» **Input records**

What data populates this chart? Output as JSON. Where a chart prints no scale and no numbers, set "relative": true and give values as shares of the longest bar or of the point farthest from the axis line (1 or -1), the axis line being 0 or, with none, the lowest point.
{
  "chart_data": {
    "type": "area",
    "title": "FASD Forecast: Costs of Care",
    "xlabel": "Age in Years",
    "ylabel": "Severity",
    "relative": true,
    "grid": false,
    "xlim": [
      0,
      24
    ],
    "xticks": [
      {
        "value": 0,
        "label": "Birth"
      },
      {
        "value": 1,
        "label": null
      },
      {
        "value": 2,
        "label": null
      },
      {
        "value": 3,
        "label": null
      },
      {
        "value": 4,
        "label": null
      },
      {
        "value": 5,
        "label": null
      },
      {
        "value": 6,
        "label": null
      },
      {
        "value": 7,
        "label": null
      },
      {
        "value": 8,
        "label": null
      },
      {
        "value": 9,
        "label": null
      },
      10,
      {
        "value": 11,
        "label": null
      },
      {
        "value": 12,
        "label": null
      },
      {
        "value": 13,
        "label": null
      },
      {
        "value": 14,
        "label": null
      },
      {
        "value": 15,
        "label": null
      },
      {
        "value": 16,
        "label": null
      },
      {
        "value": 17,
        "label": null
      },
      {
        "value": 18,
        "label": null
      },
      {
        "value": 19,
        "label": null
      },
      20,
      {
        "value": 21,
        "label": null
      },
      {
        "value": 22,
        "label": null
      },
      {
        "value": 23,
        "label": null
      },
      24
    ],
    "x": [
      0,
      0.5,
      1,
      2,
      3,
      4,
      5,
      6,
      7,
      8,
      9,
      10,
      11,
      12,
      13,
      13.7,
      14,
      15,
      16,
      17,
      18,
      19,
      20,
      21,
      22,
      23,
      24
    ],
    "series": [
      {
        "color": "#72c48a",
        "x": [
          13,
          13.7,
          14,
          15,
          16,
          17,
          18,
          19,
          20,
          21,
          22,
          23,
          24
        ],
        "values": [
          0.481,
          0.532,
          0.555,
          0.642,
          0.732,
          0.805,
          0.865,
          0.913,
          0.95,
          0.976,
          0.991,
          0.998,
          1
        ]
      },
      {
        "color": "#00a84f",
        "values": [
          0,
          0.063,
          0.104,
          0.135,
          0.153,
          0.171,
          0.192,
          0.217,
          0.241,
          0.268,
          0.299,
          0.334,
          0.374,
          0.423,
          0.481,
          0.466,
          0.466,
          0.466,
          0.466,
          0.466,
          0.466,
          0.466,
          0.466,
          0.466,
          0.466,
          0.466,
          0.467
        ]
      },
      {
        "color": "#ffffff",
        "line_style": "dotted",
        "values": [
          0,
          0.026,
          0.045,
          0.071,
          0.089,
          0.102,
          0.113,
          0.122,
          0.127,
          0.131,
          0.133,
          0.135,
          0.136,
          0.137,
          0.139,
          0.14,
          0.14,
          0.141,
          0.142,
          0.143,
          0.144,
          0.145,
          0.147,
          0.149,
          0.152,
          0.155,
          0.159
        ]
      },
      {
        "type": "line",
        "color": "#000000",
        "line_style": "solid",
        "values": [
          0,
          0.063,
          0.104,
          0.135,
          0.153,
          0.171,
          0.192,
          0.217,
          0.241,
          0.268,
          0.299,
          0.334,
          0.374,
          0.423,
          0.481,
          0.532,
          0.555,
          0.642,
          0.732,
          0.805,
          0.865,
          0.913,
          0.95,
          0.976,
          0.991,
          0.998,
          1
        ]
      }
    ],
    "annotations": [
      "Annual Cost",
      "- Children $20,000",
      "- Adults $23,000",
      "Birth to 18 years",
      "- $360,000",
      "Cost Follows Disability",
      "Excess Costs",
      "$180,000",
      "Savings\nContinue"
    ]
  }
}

» **Task**
In the records shown above, how many lines include the word "color"? Answer with the number only.

» **Correct output**
4